Text shown>
* * * * *
Question

A monochromatic beam of light is incident at ${60}^o$ on one face of an equilateral prism of refractive index $n$ and emerges from the opposite face making an angle $\theta$ with the normal (see the figure). For $n=\sqrt{3}$ the value of $\theta$ is ${60}^o$ and $\frac{d\theta }{dn}=m$. The value of $m$ is

Answer 1

According to snell's law at the left face,
$${\mu }_1\sin i_1=\sin r_1...\left(1\right)$$ Where,
${\mu }_1=1$refractive index of air,
${\mu }_2=n=$refractive index of prism
$i_1=$incident angle$={60}^{\circ }$,
$r_1=$refractive angle,

Substituting the values, we get
$1\sin {60}^{\circ }=\sqrt{3}\sin r_1$
$\Rightarrow \sqrt{3}\sin r_1=\frac{\sqrt{3}}{2}$
$\Rightarrow r_1={30}^o...\left(2\right)$

By differentiating equation $\left(1\right)$ with respect to $n$, we get

$\frac{d\left({\mu }_1\sin i_1\right)}{dn}=\frac{d\left(n\right)}{dn}\sin r_1+n\frac{d\left(\sin r_1\right)}{dn}$

$\Rightarrow 0=\sin r_1+n\cos r_1\left(\frac{d{r}_1}{dn}\right)$

Substituting the value of $r_1$,

$\Rightarrow 0=\sin {30}^{\circ }+n\cos {30}^{\circ }\left(\frac{d{r}_1}{dn}\right)$

$\Rightarrow 0=\frac{1}{2}+\sqrt{3}\left(\frac{\sqrt{3}}{2}\right)\frac{d{r}_1}{dn}$

$\frac{d{r}_1}{dn}=-\frac{1}{3}...\left(3\right)$

Applying snell's law at the right face of prism, we have
$$n\sin r_2={\mu }_2\sin \theta$$where,
${\mu }_2=1=$refractive index of air.
from geometry we have,
$r_1+r_2={60}^{\circ }$

Substituting the values, we get
$n\sin (60-r_2)=1\sin \theta$
by diffrentiating with respect to $n$,

$\sin (60-r_1)-n\cos (60-r_1)\frac{d{r}_1}{dn}=\cos \theta \frac{d\theta }{dn}$

Substituting the values from equation $\left(2\right)$ and $\left(3\right)$, we get
$\sin ({60}^{\circ }-{30}^{\circ })-\sqrt{3}\cos ({60}^{\circ }-{30}^{\circ })\times (-\frac{1}{3})=\cos {60}^{\circ }\frac{d\theta }{dn}$

$\Rightarrow \frac{1}{2}-\sqrt{3}\times \frac{\sqrt{3}}{2}\times (-\frac{1}{3})=\frac{1}{2}\times \frac{d\theta }{dn}$

$\therefore \frac{d\theta }{dn}=2$
* * * * *
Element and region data
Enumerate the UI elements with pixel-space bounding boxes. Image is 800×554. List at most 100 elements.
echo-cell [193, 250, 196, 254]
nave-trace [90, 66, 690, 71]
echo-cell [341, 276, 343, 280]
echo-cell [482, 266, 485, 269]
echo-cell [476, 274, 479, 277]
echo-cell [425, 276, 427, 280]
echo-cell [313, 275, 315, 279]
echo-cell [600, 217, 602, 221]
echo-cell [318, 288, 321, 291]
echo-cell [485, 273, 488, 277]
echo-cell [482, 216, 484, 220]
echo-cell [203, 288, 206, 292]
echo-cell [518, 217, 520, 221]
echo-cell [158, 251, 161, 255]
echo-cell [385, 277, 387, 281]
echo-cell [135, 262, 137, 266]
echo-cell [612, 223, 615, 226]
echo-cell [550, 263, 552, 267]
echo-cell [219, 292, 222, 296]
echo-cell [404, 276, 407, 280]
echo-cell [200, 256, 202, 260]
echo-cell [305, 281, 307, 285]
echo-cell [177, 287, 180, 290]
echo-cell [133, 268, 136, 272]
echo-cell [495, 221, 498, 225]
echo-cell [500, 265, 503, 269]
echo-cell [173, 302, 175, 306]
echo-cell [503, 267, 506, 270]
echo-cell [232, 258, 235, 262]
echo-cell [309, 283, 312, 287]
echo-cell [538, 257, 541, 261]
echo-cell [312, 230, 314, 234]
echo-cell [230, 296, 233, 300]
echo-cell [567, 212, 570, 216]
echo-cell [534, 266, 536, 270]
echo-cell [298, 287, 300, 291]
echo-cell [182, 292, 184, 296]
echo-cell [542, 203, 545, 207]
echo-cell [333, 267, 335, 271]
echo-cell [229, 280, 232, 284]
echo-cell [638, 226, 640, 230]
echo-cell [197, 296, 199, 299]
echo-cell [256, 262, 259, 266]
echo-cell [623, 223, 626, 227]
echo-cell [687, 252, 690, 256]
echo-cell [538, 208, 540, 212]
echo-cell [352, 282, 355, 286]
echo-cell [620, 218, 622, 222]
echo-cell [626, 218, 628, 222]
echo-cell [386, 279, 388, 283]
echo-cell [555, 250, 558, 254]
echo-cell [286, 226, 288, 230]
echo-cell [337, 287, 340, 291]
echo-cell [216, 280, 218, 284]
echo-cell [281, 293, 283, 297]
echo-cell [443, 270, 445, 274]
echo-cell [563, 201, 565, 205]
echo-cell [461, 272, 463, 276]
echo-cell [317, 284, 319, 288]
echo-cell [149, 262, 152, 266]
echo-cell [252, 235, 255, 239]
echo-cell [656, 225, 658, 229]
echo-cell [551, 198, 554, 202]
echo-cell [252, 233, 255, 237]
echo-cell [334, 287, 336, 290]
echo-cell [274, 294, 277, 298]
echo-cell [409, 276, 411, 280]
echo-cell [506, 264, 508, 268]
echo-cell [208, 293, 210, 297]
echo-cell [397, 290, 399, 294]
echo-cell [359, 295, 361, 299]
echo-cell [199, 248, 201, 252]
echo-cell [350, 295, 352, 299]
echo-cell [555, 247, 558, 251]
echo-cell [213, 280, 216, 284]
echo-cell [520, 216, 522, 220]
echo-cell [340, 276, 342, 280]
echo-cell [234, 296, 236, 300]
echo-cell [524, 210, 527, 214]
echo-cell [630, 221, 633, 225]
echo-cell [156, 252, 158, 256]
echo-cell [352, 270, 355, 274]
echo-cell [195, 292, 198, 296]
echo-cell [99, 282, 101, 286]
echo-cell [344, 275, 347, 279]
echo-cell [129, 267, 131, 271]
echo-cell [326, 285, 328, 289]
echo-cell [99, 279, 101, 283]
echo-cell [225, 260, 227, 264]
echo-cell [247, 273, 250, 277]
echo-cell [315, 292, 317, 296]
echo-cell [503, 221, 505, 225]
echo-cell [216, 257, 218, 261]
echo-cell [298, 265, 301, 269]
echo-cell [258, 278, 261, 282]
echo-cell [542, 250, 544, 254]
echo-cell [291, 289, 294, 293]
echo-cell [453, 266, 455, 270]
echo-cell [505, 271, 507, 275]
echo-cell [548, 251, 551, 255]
* * * * *
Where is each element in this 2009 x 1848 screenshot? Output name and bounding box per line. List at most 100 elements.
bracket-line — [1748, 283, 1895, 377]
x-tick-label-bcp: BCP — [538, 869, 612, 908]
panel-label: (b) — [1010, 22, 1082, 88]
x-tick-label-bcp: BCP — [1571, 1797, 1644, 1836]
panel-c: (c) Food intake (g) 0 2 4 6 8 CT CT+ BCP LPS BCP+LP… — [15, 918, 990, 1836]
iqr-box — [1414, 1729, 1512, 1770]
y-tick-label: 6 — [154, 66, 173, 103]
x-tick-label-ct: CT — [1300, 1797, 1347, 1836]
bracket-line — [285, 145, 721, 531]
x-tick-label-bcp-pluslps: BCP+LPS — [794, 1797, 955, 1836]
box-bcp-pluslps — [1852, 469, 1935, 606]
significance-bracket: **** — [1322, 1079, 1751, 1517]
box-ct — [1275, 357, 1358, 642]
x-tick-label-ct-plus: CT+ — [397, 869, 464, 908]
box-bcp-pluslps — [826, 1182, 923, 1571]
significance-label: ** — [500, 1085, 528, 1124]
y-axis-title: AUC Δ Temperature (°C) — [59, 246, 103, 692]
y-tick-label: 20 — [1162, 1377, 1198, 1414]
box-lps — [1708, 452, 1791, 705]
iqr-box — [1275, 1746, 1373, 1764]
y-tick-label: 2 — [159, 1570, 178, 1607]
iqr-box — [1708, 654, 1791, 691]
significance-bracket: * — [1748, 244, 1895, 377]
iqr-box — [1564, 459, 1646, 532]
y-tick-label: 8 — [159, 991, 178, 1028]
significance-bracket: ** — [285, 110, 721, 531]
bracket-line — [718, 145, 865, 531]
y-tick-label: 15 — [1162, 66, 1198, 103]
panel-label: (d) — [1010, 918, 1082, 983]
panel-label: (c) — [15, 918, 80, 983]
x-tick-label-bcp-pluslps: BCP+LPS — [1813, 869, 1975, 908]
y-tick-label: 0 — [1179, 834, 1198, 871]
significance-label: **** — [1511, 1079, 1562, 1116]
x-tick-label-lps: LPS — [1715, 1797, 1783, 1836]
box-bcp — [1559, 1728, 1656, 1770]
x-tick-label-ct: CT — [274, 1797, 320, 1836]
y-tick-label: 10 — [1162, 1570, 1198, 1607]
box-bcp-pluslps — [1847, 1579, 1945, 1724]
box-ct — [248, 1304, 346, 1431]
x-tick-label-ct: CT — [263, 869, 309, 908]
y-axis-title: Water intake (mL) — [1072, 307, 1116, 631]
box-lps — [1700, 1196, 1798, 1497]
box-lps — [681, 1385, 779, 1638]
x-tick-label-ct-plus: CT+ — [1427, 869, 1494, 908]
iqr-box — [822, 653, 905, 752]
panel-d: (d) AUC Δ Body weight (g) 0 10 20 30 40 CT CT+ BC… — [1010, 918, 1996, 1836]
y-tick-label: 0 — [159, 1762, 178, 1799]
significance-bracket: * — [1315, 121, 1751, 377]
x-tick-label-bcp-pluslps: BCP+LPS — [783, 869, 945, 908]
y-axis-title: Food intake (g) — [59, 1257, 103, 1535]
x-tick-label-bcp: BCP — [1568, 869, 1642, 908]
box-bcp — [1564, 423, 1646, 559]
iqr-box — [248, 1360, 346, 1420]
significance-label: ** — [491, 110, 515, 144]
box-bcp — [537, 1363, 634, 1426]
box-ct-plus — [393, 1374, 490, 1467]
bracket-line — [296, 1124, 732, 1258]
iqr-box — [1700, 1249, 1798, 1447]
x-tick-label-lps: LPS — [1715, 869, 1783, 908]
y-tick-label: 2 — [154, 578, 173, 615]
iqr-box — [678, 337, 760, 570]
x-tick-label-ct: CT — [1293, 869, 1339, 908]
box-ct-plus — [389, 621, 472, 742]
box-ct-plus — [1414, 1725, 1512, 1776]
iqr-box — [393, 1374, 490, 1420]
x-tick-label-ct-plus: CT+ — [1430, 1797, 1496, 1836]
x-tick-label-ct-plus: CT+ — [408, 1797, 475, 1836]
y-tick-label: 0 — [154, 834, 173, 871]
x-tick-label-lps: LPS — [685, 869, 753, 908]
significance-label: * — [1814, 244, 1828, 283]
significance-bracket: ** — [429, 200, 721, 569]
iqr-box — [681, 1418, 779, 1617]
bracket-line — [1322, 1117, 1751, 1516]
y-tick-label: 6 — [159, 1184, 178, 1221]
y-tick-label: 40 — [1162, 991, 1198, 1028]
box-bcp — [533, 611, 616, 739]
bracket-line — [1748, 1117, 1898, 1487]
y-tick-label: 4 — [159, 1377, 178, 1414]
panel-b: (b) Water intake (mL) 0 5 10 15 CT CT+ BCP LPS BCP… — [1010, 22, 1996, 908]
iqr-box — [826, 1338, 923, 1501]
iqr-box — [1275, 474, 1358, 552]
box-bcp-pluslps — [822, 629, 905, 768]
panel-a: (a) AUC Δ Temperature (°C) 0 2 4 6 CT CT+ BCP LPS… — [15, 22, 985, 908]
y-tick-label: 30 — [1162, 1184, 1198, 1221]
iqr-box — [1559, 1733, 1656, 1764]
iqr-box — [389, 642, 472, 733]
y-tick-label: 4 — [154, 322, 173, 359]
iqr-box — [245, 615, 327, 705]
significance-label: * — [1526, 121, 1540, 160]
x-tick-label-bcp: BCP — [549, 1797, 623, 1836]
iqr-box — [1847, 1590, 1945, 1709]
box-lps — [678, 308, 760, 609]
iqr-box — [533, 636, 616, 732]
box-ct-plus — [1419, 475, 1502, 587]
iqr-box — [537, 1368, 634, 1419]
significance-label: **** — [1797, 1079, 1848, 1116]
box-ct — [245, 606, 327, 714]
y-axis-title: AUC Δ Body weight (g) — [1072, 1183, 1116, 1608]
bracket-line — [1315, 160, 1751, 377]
* * * * *
Tasks for this exercise>
• A. In the prism solution, what value is obtained for dθ/dn?
• B. Reproduce the records starting at the line that contains "Enumerate the UI" and ending with the line that contains "echo-cell [482, 216, 484, 220]", including both of those lines.
The prism text and the records have no connection to each other.

Problem solutions>
• A. dθ/dn = 2

• B.
Enumerate the UI elements with pixel-space bounding boxes. Image is 800×554. List at most 100 elements.
echo-cell [193, 250, 196, 254]
nave-trace [90, 66, 690, 71]
echo-cell [341, 276, 343, 280]
echo-cell [482, 266, 485, 269]
echo-cell [476, 274, 479, 277]
echo-cell [425, 276, 427, 280]
echo-cell [313, 275, 315, 279]
echo-cell [600, 217, 602, 221]
echo-cell [318, 288, 321, 291]
echo-cell [485, 273, 488, 277]
echo-cell [482, 216, 484, 220]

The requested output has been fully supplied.